▸ Exercise description
Copy each line exactly.
· · · ·
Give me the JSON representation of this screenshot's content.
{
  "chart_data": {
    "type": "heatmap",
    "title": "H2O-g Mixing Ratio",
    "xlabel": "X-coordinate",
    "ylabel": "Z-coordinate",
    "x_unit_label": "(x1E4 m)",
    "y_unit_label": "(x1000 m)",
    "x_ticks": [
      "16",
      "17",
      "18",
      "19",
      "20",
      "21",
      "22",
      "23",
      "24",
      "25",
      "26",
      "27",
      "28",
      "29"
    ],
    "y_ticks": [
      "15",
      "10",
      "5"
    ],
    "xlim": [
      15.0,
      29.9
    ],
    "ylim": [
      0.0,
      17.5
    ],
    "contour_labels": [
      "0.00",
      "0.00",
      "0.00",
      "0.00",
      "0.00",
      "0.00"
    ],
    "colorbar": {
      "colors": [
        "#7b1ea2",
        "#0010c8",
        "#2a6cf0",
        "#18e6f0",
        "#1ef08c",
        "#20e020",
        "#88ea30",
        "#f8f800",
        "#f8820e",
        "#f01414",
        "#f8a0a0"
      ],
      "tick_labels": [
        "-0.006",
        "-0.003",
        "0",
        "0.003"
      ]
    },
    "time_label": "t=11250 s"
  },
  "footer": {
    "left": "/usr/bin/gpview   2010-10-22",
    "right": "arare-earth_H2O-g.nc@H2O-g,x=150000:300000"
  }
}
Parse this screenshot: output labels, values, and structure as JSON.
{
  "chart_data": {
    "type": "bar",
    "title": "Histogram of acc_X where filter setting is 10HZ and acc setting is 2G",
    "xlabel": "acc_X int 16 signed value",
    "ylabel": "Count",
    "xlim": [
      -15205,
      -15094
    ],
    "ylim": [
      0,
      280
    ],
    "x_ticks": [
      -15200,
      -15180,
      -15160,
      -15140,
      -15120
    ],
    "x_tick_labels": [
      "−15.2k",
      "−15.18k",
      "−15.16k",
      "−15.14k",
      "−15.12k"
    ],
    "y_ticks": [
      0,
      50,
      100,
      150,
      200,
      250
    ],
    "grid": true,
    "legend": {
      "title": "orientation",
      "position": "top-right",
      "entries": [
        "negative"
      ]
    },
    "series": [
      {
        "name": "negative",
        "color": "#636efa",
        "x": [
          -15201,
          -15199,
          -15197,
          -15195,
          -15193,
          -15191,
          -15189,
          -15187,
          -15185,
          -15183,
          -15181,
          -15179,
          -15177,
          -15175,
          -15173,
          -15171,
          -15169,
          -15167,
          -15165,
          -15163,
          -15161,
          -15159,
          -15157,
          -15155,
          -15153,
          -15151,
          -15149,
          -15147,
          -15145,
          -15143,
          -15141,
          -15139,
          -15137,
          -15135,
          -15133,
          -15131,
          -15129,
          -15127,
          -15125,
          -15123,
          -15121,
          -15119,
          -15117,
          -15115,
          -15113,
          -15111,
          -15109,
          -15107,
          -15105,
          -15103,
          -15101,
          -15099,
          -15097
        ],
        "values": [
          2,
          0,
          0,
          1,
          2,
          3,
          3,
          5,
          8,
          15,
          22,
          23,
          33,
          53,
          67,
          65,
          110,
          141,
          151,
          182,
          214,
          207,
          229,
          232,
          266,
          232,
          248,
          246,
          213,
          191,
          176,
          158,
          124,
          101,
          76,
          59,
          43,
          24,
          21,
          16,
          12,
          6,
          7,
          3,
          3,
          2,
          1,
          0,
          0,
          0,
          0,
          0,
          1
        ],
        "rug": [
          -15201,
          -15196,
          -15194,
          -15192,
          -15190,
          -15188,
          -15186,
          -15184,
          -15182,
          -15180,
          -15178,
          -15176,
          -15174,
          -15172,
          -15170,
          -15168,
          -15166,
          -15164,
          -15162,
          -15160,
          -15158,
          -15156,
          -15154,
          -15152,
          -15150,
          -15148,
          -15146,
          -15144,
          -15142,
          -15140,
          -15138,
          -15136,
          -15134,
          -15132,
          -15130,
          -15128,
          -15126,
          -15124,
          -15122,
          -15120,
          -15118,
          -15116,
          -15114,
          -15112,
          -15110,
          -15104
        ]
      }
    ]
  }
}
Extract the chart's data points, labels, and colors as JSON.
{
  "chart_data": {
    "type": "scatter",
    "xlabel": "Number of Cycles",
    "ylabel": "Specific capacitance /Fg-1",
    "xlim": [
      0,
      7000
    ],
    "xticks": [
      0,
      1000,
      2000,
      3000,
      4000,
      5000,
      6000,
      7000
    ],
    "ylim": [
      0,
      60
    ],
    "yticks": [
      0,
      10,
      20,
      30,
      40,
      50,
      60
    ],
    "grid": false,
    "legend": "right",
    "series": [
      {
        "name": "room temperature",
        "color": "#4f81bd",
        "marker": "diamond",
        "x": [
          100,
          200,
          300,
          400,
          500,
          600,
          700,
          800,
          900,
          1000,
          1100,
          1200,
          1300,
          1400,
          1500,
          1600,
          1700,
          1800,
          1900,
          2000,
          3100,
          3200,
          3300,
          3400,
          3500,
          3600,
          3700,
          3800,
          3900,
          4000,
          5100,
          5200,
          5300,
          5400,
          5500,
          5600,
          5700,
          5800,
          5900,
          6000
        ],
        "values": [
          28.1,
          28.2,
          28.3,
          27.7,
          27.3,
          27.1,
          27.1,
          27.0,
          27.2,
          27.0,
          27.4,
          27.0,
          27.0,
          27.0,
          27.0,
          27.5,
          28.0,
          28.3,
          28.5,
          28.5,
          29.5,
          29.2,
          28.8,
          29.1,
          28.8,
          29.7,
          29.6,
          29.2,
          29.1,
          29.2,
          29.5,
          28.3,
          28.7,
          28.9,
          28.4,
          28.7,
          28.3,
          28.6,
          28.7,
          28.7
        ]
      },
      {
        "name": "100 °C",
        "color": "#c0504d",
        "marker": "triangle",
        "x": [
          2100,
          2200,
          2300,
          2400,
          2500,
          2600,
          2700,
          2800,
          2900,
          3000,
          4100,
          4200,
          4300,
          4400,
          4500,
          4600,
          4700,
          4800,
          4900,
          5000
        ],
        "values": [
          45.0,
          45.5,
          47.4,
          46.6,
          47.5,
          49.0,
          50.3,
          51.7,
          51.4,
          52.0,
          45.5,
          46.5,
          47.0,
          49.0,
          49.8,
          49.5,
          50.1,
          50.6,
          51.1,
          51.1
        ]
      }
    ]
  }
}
· · · ·
▸ Reply to the task
Give me the JSON representation of this screenshot's content.
{
  "chart_data": {
    "type": "heatmap",
    "title": "H2O-g Mixing Ratio",
    "xlabel": "X-coordinate",
    "ylabel": "Z-coordinate",
    "x_unit_label": "(x1E4 m)",
    "y_unit_label": "(x1000 m)",
    "x_ticks": [
      "16",
      "17",
      "18",
      "19",
      "20",
      "21",
      "22",
      "23",
      "24",
      "25",
      "26",
      "27",
      "28",
      "29"
    ],
    "y_ticks": [
      "15",
      "10",
      "5"
    ],
    "xlim": [
      15.0,
      29.9
    ],
    "ylim": [
      0.0,
      17.5
    ],
    "contour_labels": [
      "0.00",
      "0.00",
      "0.00",
      "0.00",
      "0.00",
      "0.00"
    ],
    "colorbar": {
      "colors": [
        "#7b1ea2",
        "#0010c8",
        "#2a6cf0",
        "#18e6f0",
        "#1ef08c",
        "#20e020",
        "#88ea30",
        "#f8f800",
        "#f8820e",
        "#f01414",
        "#f8a0a0"
      ],
      "tick_labels": [
        "-0.006",
        "-0.003",
        "0",
        "0.003"
      ]
    },
    "time_label": "t=11250 s"
  },
  "footer": {
    "left": "/usr/bin/gpview   2010-10-22",
    "right": "arare-earth_H2O-g.nc@H2O-g,x=150000:300000"
  }
}
Parse this screenshot: output labels, values, and structure as JSON.
{
  "chart_data": {
    "type": "bar",
    "title": "Histogram of acc_X where filter setting is 10HZ and acc setting is 2G",
    "xlabel": "acc_X int 16 signed value",
    "ylabel": "Count",
    "xlim": [
      -15205,
      -15094
    ],
    "ylim": [
      0,
      280
    ],
    "x_ticks": [
      -15200,
      -15180,
      -15160,
      -15140,
      -15120
    ],
    "x_tick_labels": [
      "−15.2k",
      "−15.18k",
      "−15.16k",
      "−15.14k",
      "−15.12k"
    ],
    "y_ticks": [
      0,
      50,
      100,
      150,
      200,
      250
    ],
    "grid": true,
    "legend": {
      "title": "orientation",
      "position": "top-right",
      "entries": [
        "negative"
      ]
    },
    "series": [
      {
        "name": "negative",
        "color": "#636efa",
        "x": [
          -15201,
          -15199,
          -15197,
          -15195,
          -15193,
          -15191,
          -15189,
          -15187,
          -15185,
          -15183,
          -15181,
          -15179,
          -15177,
          -15175,
          -15173,
          -15171,
          -15169,
          -15167,
          -15165,
          -15163,
          -15161,
          -15159,
          -15157,
          -15155,
          -15153,
          -15151,
          -15149,
          -15147,
          -15145,
          -15143,
          -15141,
          -15139,
          -15137,
          -15135,
          -15133,
          -15131,
          -15129,
          -15127,
          -15125,
          -15123,
          -15121,
          -15119,
          -15117,
          -15115,
          -15113,
          -15111,
          -15109,
          -15107,
          -15105,
          -15103,
          -15101,
          -15099,
          -15097
        ],
        "values": [
          2,
          0,
          0,
          1,
          2,
          3,
          3,
          5,
          8,
          15,
          22,
          23,
          33,
          53,
          67,
          65,
          110,
          141,
          151,
          182,
          214,
          207,
          229,
          232,
          266,
          232,
          248,
          246,
          213,
          191,
          176,
          158,
          124,
          101,
          76,
          59,
          43,
          24,
          21,
          16,
          12,
          6,
          7,
          3,
          3,
          2,
          1,
          0,
          0,
          0,
          0,
          0,
          1
        ],
        "rug": [
          -15201,
          -15196,
          -15194,
          -15192,
          -15190,
          -15188,
          -15186,
          -15184,
          -15182,
          -15180,
          -15178,
          -15176,
          -15174,
          -15172,
          -15170,
          -15168,
          -15166,
          -15164,
          -15162,
          -15160,
          -15158,
          -15156,
          -15154,
          -15152,
          -15150,
          -15148,
          -15146,
          -15144,
          -15142,
          -15140,
          -15138,
          -15136,
          -15134,
          -15132,
          -15130,
          -15128,
          -15126,
          -15124,
          -15122,
          -15120,
          -15118,
          -15116,
          -15114,
          -15112,
          -15110,
          -15104
        ]
      }
    ]
  }
}
Extract the chart's data points, labels, and colors as JSON.
{
  "chart_data": {
    "type": "scatter",
    "xlabel": "Number of Cycles",
    "ylabel": "Specific capacitance /Fg-1",
    "xlim": [
      0,
      7000
    ],
    "xticks": [
      0,
      1000,
      2000,
      3000,
      4000,
      5000,
      6000,
      7000
    ],
    "ylim": [
      0,
      60
    ],
    "yticks": [
      0,
      10,
      20,
      30,
      40,
      50,
      60
    ],
    "grid": false,
    "legend": "right",
    "series": [
      {
        "name": "room temperature",
        "color": "#4f81bd",
        "marker": "diamond",
        "x": [
          100,
          200,
          300,
          400,
          500,
          600,
          700,
          800,
          900,
          1000,
          1100,
          1200,
          1300,
          1400,
          1500,
          1600,
          1700,
          1800,
          1900,
          2000,
          3100,
          3200,
          3300,
          3400,
          3500,
          3600,
          3700,
          3800,
          3900,
          4000,
          5100,
          5200,
          5300,
          5400,
          5500,
          5600,
          5700,
          5800,
          5900,
          6000
        ],
        "values": [
          28.1,
          28.2,
          28.3,
          27.7,
          27.3,
          27.1,
          27.1,
          27.0,
          27.2,
          27.0,
          27.4,
          27.0,
          27.0,
          27.0,
          27.0,
          27.5,
          28.0,
          28.3,
          28.5,
          28.5,
          29.5,
          29.2,
          28.8,
          29.1,
          28.8,
          29.7,
          29.6,
          29.2,
          29.1,
          29.2,
          29.5,
          28.3,
          28.7,
          28.9,
          28.4,
          28.7,
          28.3,
          28.6,
          28.7,
          28.7
        ]
      },
      {
        "name": "100 °C",
        "color": "#c0504d",
        "marker": "triangle",
        "x": [
          2100,
          2200,
          2300,
          2400,
          2500,
          2600,
          2700,
          2800,
          2900,
          3000,
          4100,
          4200,
          4300,
          4400,
          4500,
          4600,
          4700,
          4800,
          4900,
          5000
        ],
        "values": [
          45.0,
          45.5,
          47.4,
          46.6,
          47.5,
          49.0,
          50.3,
          51.7,
          51.4,
          52.0,
          45.5,
          46.5,
          47.0,
          49.0,
          49.8,
          49.5,
          50.1,
          50.6,
          51.1,
          51.1
        ]
      }
    ]
  }
}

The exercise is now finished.